Dataset excerpt
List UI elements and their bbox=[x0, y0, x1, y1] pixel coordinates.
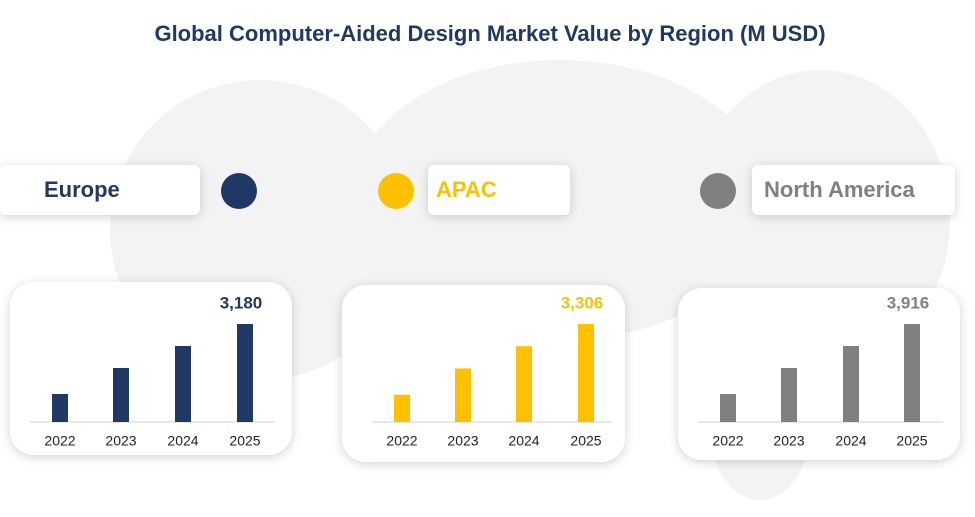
chart-card bbox=[678, 288, 960, 460]
value-label: 3,180 bbox=[220, 293, 263, 312]
x-tick-label: 2024 bbox=[167, 433, 198, 449]
region-label: Europe bbox=[44, 177, 120, 202]
chart-card bbox=[10, 282, 292, 455]
chart-card bbox=[342, 285, 625, 462]
region-label: North America bbox=[764, 177, 916, 202]
bar bbox=[394, 394, 410, 422]
chart-title: Global Computer-Aided Design Market Valu… bbox=[154, 21, 825, 46]
value-label: 3,916 bbox=[887, 293, 930, 312]
x-tick-label: 2022 bbox=[44, 433, 75, 449]
bar bbox=[516, 346, 532, 422]
bar bbox=[175, 346, 191, 422]
bar bbox=[455, 368, 471, 422]
region-label: APAC bbox=[436, 177, 497, 202]
bar bbox=[237, 324, 253, 422]
label-box bbox=[0, 165, 200, 215]
region-dot bbox=[700, 173, 736, 209]
bar bbox=[113, 368, 129, 422]
x-tick-label: 2023 bbox=[105, 433, 136, 449]
x-tick-label: 2023 bbox=[447, 433, 478, 449]
bar bbox=[578, 324, 594, 422]
bar bbox=[904, 324, 920, 422]
bar bbox=[52, 393, 68, 422]
region-dot bbox=[221, 173, 257, 209]
x-tick-label: 2025 bbox=[570, 433, 601, 449]
x-tick-label: 2025 bbox=[229, 433, 260, 449]
x-tick-label: 2022 bbox=[712, 433, 743, 449]
region-dot bbox=[378, 173, 414, 209]
bar bbox=[843, 345, 859, 422]
x-tick-label: 2024 bbox=[835, 433, 866, 449]
x-tick-label: 2025 bbox=[896, 433, 927, 449]
bar bbox=[781, 367, 797, 422]
label-box bbox=[752, 165, 955, 215]
x-tick-label: 2022 bbox=[386, 433, 417, 449]
x-tick-label: 2024 bbox=[508, 433, 539, 449]
value-label: 3,306 bbox=[561, 293, 604, 312]
label-box bbox=[428, 165, 570, 215]
bar bbox=[720, 393, 736, 422]
x-tick-label: 2023 bbox=[773, 433, 804, 449]
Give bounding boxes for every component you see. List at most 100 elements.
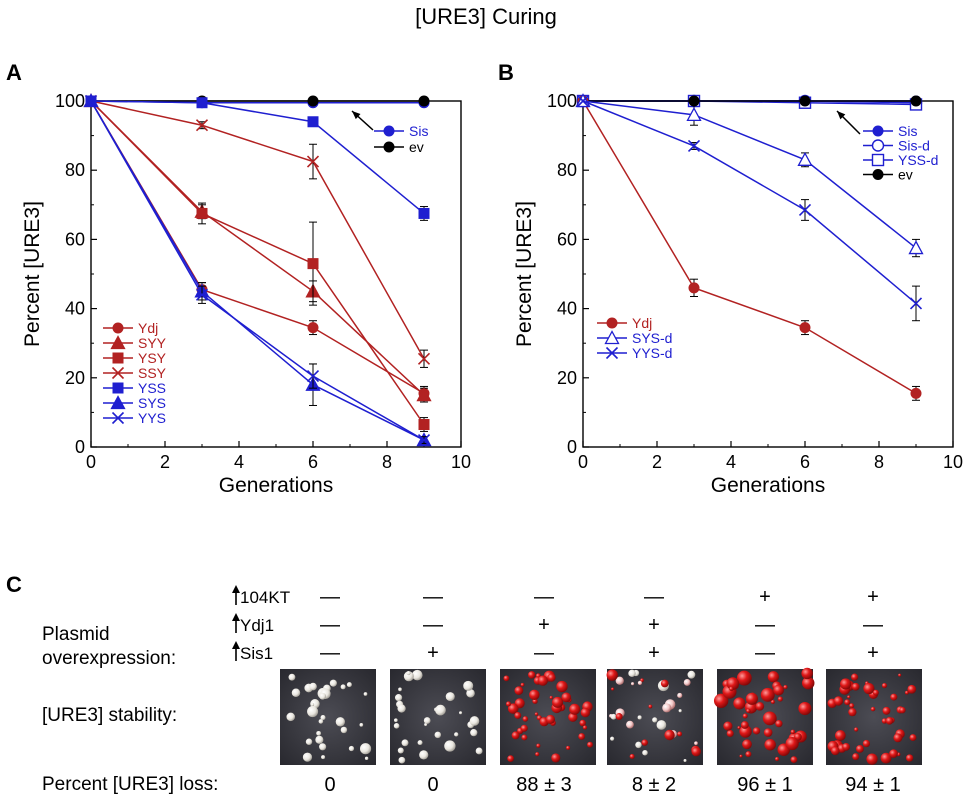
colony-plate-image	[500, 669, 596, 765]
colony	[398, 687, 402, 692]
colony	[881, 718, 888, 724]
colony	[579, 719, 586, 727]
colony	[346, 682, 352, 688]
data-point	[799, 95, 811, 107]
colony	[395, 694, 403, 702]
x-tick-label: 10	[451, 452, 471, 472]
colony	[687, 670, 696, 679]
loss-label: Percent [URE3] loss:	[42, 774, 218, 795]
colony	[635, 741, 642, 749]
data-point	[417, 434, 431, 447]
data-point	[910, 95, 922, 107]
colony	[329, 679, 337, 687]
y-axis-label: Percent [URE3]	[21, 201, 44, 347]
colony	[582, 725, 588, 730]
y-tick-label: 20	[65, 368, 85, 388]
series-line	[582, 100, 917, 395]
colony	[549, 695, 553, 700]
colony	[798, 701, 812, 716]
colony	[866, 753, 878, 765]
colony	[893, 733, 903, 743]
colony	[340, 726, 348, 734]
x-tick-label: 2	[160, 452, 170, 472]
loss-value: 8 ± 2	[632, 774, 676, 796]
series-yss	[85, 95, 430, 221]
colony	[503, 675, 510, 682]
legend-label: ev	[898, 167, 913, 183]
y-tick-label: 20	[557, 368, 577, 388]
data-point	[576, 94, 590, 108]
colony	[770, 699, 775, 704]
colony	[580, 707, 591, 718]
colony	[872, 689, 879, 696]
data-point	[797, 151, 813, 166]
colony	[773, 684, 784, 696]
colony	[726, 729, 734, 738]
colony	[662, 703, 672, 713]
colony	[397, 704, 406, 713]
colony	[777, 696, 783, 702]
x-tick-label: 0	[86, 452, 96, 472]
colony	[466, 688, 475, 698]
plasmid-label: overexpression:	[42, 648, 176, 669]
stability-label: [URE3] stability:	[42, 705, 177, 726]
colony	[733, 697, 746, 710]
legend-marker	[383, 125, 395, 137]
colony	[833, 696, 844, 706]
colony	[348, 745, 355, 752]
colony	[310, 702, 315, 707]
colony	[527, 671, 536, 679]
loss-value: 88 ± 3	[516, 774, 571, 796]
legend-marker	[111, 366, 125, 380]
colony	[520, 682, 525, 687]
colony	[774, 756, 780, 762]
colony	[610, 736, 615, 741]
plasmid-label: Plasmid	[42, 624, 110, 645]
colony	[790, 756, 798, 764]
up-arrow-icon	[232, 641, 240, 649]
colony	[475, 747, 483, 755]
legend-label: YYS	[138, 410, 166, 426]
colony	[785, 737, 799, 751]
y-tick-label: 80	[65, 160, 85, 180]
x-tick-label: 10	[943, 452, 963, 472]
legend-marker	[111, 411, 125, 425]
colony	[393, 723, 400, 729]
colony	[739, 725, 752, 738]
colony	[305, 738, 313, 745]
colony	[445, 692, 455, 702]
colony	[529, 689, 540, 701]
colony-plate-image	[280, 669, 376, 765]
data-point	[909, 297, 923, 310]
legend-marker	[110, 335, 126, 350]
colony	[907, 684, 917, 694]
colony	[587, 741, 593, 748]
colony	[880, 752, 892, 764]
x-axis-label: Generations	[711, 474, 825, 497]
series-line	[582, 100, 917, 304]
legend-label: YSS	[138, 380, 166, 396]
data-point-stroke	[909, 297, 923, 310]
data-point-stroke	[798, 203, 812, 217]
construct-sign: —	[863, 614, 883, 636]
legend-marker	[871, 153, 885, 167]
colony	[470, 729, 478, 737]
x-tick-label: 4	[726, 452, 736, 472]
y-tick-label: 60	[557, 229, 577, 249]
legend-marker	[871, 139, 885, 152]
colony	[561, 692, 572, 703]
colony	[729, 686, 734, 692]
legend-label: ev	[409, 139, 424, 155]
colony-plate-image	[826, 669, 922, 765]
colony	[889, 749, 898, 758]
legend-label: Sis	[409, 123, 428, 139]
colony	[854, 727, 859, 732]
colony	[454, 732, 459, 737]
colony	[398, 756, 406, 764]
colony	[870, 706, 876, 712]
colony	[291, 688, 301, 697]
colony	[359, 723, 364, 727]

→ **EXERCISE OBJECTIVE**
Copy out all of the items above word for word, leaving the pictures out.

→ **SOLVED EXERCISE**
List UI elements and their bbox=[x0, y0, x1, y1] pixel coordinates.
chart-card bbox=[678, 288, 960, 460]
value-label: 3,180 bbox=[220, 293, 263, 312]
x-tick-label: 2024 bbox=[167, 433, 198, 449]
region-label: Europe bbox=[44, 177, 120, 202]
chart-card bbox=[10, 282, 292, 455]
chart-card bbox=[342, 285, 625, 462]
region-label: North America bbox=[764, 177, 916, 202]
bar bbox=[394, 394, 410, 422]
chart-title: Global Computer-Aided Design Market Valu… bbox=[154, 21, 825, 46]
value-label: 3,916 bbox=[887, 293, 930, 312]
x-tick-label: 2022 bbox=[44, 433, 75, 449]
bar bbox=[516, 346, 532, 422]
bar bbox=[175, 346, 191, 422]
bar bbox=[455, 368, 471, 422]
region-label: APAC bbox=[436, 177, 497, 202]
bar bbox=[237, 324, 253, 422]
label-box bbox=[0, 165, 200, 215]
region-dot bbox=[700, 173, 736, 209]
bar bbox=[113, 368, 129, 422]
x-tick-label: 2023 bbox=[105, 433, 136, 449]
x-tick-label: 2023 bbox=[447, 433, 478, 449]
bar bbox=[578, 324, 594, 422]
bar bbox=[904, 324, 920, 422]
bar bbox=[52, 393, 68, 422]
region-dot bbox=[221, 173, 257, 209]
x-tick-label: 2025 bbox=[570, 433, 601, 449]
x-tick-label: 2025 bbox=[229, 433, 260, 449]
x-tick-label: 2022 bbox=[712, 433, 743, 449]
region-dot bbox=[378, 173, 414, 209]
bar bbox=[843, 345, 859, 422]
x-tick-label: 2024 bbox=[835, 433, 866, 449]
x-tick-label: 2025 bbox=[896, 433, 927, 449]
bar bbox=[781, 367, 797, 422]
label-box bbox=[752, 165, 955, 215]
x-tick-label: 2022 bbox=[386, 433, 417, 449]
x-tick-label: 2024 bbox=[508, 433, 539, 449]
value-label: 3,306 bbox=[561, 293, 604, 312]
label-box bbox=[428, 165, 570, 215]
bar bbox=[720, 393, 736, 422]
x-tick-label: 2023 bbox=[773, 433, 804, 449]
Give bounding boxes for every component you see. List at most 100 elements.
colony-plate-image	[500, 669, 596, 765]
colony	[398, 687, 402, 692]
colony	[881, 718, 888, 724]
colony	[579, 719, 586, 727]
colony	[346, 682, 352, 688]
data-point	[799, 95, 811, 107]
colony	[395, 694, 403, 702]
x-tick-label: 10	[451, 452, 471, 472]
colony	[687, 670, 696, 679]
loss-label: Percent [URE3] loss:	[42, 774, 218, 795]
colony	[635, 741, 642, 749]
data-point	[417, 434, 431, 447]
data-point	[910, 95, 922, 107]
colony	[329, 679, 337, 687]
y-axis-label: Percent [URE3]	[21, 201, 44, 347]
colony	[582, 725, 588, 730]
y-tick-label: 20	[65, 368, 85, 388]
series-line	[582, 100, 917, 395]
colony	[549, 695, 553, 700]
colony	[798, 701, 812, 716]
colony	[866, 753, 878, 765]
colony	[893, 733, 903, 743]
colony	[340, 726, 348, 734]
x-tick-label: 2	[160, 452, 170, 472]
loss-value: 8 ± 2	[632, 774, 676, 796]
series-yss	[85, 95, 430, 221]
colony	[503, 675, 510, 682]
legend-label: ev	[898, 167, 913, 183]
y-tick-label: 20	[557, 368, 577, 388]
data-point	[576, 94, 590, 108]
colony	[770, 699, 775, 704]
colony	[580, 707, 591, 718]
colony	[872, 689, 879, 696]
data-point	[797, 151, 813, 166]
colony	[773, 684, 784, 696]
colony	[726, 729, 734, 738]
colony	[662, 703, 672, 713]
colony	[397, 704, 406, 713]
colony	[777, 696, 783, 702]
x-tick-label: 0	[86, 452, 96, 472]
colony	[466, 688, 475, 698]
plasmid-label: overexpression:	[42, 648, 176, 669]
stability-label: [URE3] stability:	[42, 705, 177, 726]
colony	[733, 697, 746, 710]
legend-marker	[383, 125, 395, 137]
colony	[833, 696, 844, 706]
colony	[348, 745, 355, 752]
colony	[310, 702, 315, 707]
colony	[527, 671, 536, 679]
loss-value: 88 ± 3	[516, 774, 571, 796]
legend-marker	[111, 366, 125, 380]
colony	[520, 682, 525, 687]
colony	[774, 756, 780, 762]
colony	[610, 736, 615, 741]
plasmid-label: Plasmid	[42, 624, 110, 645]
colony	[790, 756, 798, 764]
up-arrow-icon	[232, 641, 240, 649]
colony	[475, 747, 483, 755]
legend-label: YYS	[138, 410, 166, 426]
colony	[785, 737, 799, 751]
y-tick-label: 80	[65, 160, 85, 180]
x-tick-label: 10	[943, 452, 963, 472]
legend-marker	[111, 411, 125, 425]
colony	[393, 723, 400, 729]
colony	[739, 725, 752, 738]
colony	[305, 738, 313, 745]
colony	[445, 692, 455, 702]
colony	[529, 689, 540, 701]
colony-plate-image	[280, 669, 376, 765]
data-point	[909, 297, 923, 310]
legend-marker	[110, 335, 126, 350]
colony	[907, 684, 917, 694]
colony	[587, 741, 593, 748]
colony	[880, 752, 892, 764]
x-axis-label: Generations	[711, 474, 825, 497]
series-line	[582, 100, 917, 304]
legend-label: YSS	[138, 380, 166, 396]
data-point-stroke	[909, 297, 923, 310]
data-point-stroke	[798, 203, 812, 217]
construct-sign: —	[863, 614, 883, 636]
legend-marker	[871, 153, 885, 167]
colony	[470, 729, 478, 737]
x-tick-label: 4	[726, 452, 736, 472]
y-tick-label: 60	[557, 229, 577, 249]
legend-marker	[871, 139, 885, 152]
colony	[561, 692, 572, 703]
colony	[729, 686, 734, 692]
legend-label: ev	[409, 139, 424, 155]
colony-plate-image	[826, 669, 922, 765]
colony	[889, 749, 898, 758]
legend-label: Sis	[409, 123, 428, 139]
colony	[854, 727, 859, 732]
colony	[454, 732, 459, 737]
colony	[398, 756, 406, 764]
colony	[870, 706, 876, 712]
colony	[291, 688, 301, 697]
colony	[359, 723, 364, 727]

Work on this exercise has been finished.